_SUPPLIED RECORDS_:
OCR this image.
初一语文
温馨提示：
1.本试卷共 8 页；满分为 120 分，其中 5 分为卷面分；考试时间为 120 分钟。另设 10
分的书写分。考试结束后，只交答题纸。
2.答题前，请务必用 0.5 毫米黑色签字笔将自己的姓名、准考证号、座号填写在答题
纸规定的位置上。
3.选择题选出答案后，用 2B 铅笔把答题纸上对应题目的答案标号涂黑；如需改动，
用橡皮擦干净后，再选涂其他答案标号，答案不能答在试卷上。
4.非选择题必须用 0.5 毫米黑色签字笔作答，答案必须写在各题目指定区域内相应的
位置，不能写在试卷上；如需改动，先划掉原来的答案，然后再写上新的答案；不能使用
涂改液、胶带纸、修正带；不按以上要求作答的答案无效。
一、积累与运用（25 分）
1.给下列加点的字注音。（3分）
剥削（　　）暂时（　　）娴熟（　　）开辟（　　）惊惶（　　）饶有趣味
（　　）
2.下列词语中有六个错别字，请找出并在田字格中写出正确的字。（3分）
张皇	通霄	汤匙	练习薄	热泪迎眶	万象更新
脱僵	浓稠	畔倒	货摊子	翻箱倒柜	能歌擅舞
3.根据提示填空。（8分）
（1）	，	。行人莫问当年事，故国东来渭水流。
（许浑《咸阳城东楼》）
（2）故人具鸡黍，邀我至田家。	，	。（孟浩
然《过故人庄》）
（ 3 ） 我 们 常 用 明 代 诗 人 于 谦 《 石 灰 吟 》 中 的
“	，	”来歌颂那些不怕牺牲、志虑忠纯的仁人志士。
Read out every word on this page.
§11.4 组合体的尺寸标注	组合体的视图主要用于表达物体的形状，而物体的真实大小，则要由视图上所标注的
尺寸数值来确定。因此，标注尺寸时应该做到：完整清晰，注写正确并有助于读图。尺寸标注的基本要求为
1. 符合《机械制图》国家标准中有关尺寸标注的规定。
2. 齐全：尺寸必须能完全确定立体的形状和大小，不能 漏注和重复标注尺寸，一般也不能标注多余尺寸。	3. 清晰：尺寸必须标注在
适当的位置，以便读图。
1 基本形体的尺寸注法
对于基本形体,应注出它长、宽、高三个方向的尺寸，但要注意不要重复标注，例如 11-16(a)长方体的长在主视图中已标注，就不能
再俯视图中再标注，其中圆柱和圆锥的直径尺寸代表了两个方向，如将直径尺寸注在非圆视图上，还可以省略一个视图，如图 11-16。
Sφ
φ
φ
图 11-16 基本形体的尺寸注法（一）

_WHAT THE TASK ASKS_: Retype all of the material, keeping each line exact.

_ANSWER TO THIS PROBLEM_:
OCR this image.
初一语文
温馨提示：
1.本试卷共 8 页；满分为 120 分，其中 5 分为卷面分；考试时间为 120 分钟。另设 10
分的书写分。考试结束后，只交答题纸。
2.答题前，请务必用 0.5 毫米黑色签字笔将自己的姓名、准考证号、座号填写在答题
纸规定的位置上。
3.选择题选出答案后，用 2B 铅笔把答题纸上对应题目的答案标号涂黑；如需改动，
用橡皮擦干净后，再选涂其他答案标号，答案不能答在试卷上。
4.非选择题必须用 0.5 毫米黑色签字笔作答，答案必须写在各题目指定区域内相应的
位置，不能写在试卷上；如需改动，先划掉原来的答案，然后再写上新的答案；不能使用
涂改液、胶带纸、修正带；不按以上要求作答的答案无效。
一、积累与运用（25 分）
1.给下列加点的字注音。（3分）
剥削（　　）暂时（　　）娴熟（　　）开辟（　　）惊惶（　　）饶有趣味
（　　）
2.下列词语中有六个错别字，请找出并在田字格中写出正确的字。（3分）
张皇	通霄	汤匙	练习薄	热泪迎眶	万象更新
脱僵	浓稠	畔倒	货摊子	翻箱倒柜	能歌擅舞
3.根据提示填空。（8分）
（1）	，	。行人莫问当年事，故国东来渭水流。
（许浑《咸阳城东楼》）
（2）故人具鸡黍，邀我至田家。	，	。（孟浩
然《过故人庄》）
（ 3 ） 我 们 常 用 明 代 诗 人 于 谦 《 石 灰 吟 》 中 的
“	，	”来歌颂那些不怕牺牲、志虑忠纯的仁人志士。
Read out every word on this page.
§11.4 组合体的尺寸标注	组合体的视图主要用于表达物体的形状，而物体的真实大小，则要由视图上所标注的
尺寸数值来确定。因此，标注尺寸时应该做到：完整清晰，注写正确并有助于读图。尺寸标注的基本要求为
1. 符合《机械制图》国家标准中有关尺寸标注的规定。
2. 齐全：尺寸必须能完全确定立体的形状和大小，不能 漏注和重复标注尺寸，一般也不能标注多余尺寸。	3. 清晰：尺寸必须标注在
适当的位置，以便读图。
1 基本形体的尺寸注法
对于基本形体,应注出它长、宽、高三个方向的尺寸，但要注意不要重复标注，例如 11-16(a)长方体的长在主视图中已标注，就不能
再俯视图中再标注，其中圆柱和圆锥的直径尺寸代表了两个方向，如将直径尺寸注在非圆视图上，还可以省略一个视图，如图 11-16。
Sφ
φ
φ
图 11-16 基本形体的尺寸注法（一）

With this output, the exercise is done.